** Start **
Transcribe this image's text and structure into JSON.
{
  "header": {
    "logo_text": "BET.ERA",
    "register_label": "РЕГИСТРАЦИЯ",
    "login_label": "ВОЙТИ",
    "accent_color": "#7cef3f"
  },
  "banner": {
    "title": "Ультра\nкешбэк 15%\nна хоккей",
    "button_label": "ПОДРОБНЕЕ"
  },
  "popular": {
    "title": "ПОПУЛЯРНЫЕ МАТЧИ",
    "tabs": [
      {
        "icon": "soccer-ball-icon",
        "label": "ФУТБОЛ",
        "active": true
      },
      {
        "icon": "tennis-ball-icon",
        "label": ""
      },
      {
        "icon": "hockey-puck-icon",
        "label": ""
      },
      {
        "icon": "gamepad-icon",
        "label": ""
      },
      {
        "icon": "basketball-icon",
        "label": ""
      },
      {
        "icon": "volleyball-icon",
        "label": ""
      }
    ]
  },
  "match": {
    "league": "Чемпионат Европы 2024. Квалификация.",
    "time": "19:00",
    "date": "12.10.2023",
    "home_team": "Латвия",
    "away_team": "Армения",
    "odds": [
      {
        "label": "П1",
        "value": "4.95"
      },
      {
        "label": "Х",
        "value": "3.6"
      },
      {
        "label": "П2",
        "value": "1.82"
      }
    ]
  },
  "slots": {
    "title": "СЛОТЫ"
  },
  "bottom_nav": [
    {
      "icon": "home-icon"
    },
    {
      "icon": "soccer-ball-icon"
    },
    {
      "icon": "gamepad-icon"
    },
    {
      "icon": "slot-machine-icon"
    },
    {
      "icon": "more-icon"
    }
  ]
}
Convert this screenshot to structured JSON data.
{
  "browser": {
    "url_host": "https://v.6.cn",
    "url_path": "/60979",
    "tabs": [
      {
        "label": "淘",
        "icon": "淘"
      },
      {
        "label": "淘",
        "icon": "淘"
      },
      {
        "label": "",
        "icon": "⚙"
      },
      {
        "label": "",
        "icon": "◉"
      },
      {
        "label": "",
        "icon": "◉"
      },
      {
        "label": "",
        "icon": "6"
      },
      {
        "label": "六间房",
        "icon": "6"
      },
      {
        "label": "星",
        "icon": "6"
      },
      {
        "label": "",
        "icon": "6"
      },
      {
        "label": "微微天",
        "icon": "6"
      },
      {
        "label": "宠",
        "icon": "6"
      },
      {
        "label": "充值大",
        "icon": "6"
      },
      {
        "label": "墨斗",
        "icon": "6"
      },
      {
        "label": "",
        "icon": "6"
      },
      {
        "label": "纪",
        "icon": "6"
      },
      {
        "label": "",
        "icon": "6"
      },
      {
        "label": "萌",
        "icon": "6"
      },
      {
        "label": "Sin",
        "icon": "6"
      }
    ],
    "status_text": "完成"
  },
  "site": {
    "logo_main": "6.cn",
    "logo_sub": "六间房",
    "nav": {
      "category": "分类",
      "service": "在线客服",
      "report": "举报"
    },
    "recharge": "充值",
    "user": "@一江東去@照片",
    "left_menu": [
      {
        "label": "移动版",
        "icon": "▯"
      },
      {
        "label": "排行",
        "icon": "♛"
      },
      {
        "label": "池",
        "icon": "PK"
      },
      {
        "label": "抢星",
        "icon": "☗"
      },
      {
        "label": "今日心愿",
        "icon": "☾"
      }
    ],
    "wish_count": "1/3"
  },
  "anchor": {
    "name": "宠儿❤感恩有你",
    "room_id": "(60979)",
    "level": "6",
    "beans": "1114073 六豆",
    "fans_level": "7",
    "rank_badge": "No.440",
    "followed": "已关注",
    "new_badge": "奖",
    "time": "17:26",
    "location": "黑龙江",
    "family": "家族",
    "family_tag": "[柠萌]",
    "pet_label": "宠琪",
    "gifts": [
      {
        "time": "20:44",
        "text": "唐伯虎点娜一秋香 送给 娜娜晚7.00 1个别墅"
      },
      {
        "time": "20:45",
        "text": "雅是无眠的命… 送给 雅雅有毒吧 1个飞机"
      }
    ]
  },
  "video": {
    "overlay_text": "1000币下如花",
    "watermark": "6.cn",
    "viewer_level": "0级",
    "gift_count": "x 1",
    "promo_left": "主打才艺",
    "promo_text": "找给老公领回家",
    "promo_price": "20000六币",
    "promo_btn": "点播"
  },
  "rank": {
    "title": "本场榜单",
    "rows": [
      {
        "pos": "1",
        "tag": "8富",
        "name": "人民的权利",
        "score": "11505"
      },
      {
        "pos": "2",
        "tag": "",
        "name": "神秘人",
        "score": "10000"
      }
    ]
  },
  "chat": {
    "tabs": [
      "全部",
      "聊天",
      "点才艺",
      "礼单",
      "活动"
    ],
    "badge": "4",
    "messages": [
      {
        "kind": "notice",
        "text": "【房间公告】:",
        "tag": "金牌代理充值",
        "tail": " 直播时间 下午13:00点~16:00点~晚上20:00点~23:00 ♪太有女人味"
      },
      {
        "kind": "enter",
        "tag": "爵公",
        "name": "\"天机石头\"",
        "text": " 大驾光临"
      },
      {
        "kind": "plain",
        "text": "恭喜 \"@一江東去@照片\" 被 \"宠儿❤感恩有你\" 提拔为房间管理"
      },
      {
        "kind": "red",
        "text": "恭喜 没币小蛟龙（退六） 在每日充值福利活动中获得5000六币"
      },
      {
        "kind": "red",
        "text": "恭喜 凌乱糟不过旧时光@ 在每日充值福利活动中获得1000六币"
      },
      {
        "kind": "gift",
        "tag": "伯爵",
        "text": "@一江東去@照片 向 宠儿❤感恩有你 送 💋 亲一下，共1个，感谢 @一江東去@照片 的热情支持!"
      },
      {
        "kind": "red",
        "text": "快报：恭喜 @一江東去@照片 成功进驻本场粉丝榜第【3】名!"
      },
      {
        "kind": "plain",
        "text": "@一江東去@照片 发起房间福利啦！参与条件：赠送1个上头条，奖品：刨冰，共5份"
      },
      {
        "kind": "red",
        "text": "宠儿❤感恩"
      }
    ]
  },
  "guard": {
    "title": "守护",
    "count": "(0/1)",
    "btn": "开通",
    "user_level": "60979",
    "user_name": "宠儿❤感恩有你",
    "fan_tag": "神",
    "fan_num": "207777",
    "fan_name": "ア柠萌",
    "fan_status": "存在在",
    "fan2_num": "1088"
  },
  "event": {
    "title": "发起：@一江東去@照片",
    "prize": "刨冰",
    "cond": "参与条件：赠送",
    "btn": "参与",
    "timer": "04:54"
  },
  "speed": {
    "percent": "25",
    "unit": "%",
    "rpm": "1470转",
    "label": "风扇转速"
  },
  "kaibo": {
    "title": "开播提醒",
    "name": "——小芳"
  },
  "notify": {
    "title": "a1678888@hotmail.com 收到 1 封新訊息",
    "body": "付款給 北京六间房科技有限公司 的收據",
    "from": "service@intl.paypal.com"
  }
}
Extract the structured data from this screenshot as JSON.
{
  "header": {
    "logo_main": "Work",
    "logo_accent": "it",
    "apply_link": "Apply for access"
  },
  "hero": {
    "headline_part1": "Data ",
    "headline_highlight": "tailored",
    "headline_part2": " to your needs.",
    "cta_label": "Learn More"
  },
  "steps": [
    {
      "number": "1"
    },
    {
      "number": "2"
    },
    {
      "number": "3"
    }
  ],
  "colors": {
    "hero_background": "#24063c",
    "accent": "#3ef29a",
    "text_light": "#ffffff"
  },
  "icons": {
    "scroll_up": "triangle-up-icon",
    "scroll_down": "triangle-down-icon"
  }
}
** End **
Task brief: Copy out exactly the lines running from the line with "Extract the structured" to the end of the records, inclusive.

Reply to the task:
Extract the structured data from this screenshot as JSON.
{
  "header": {
    "logo_main": "Work",
    "logo_accent": "it",
    "apply_link": "Apply for access"
  },
  "hero": {
    "headline_part1": "Data ",
    "headline_highlight": "tailored",
    "headline_part2": " to your needs.",
    "cta_label": "Learn More"
  },
  "steps": [
    {
      "number": "1"
    },
    {
      "number": "2"
    },
    {
      "number": "3"
    }
  ],
  "colors": {
    "hero_background": "#24063c",
    "accent": "#3ef29a",
    "text_light": "#ffffff"
  },
  "icons": {
    "scroll_up": "triangle-up-icon",
    "scroll_down": "triangle-down-icon"
  }
}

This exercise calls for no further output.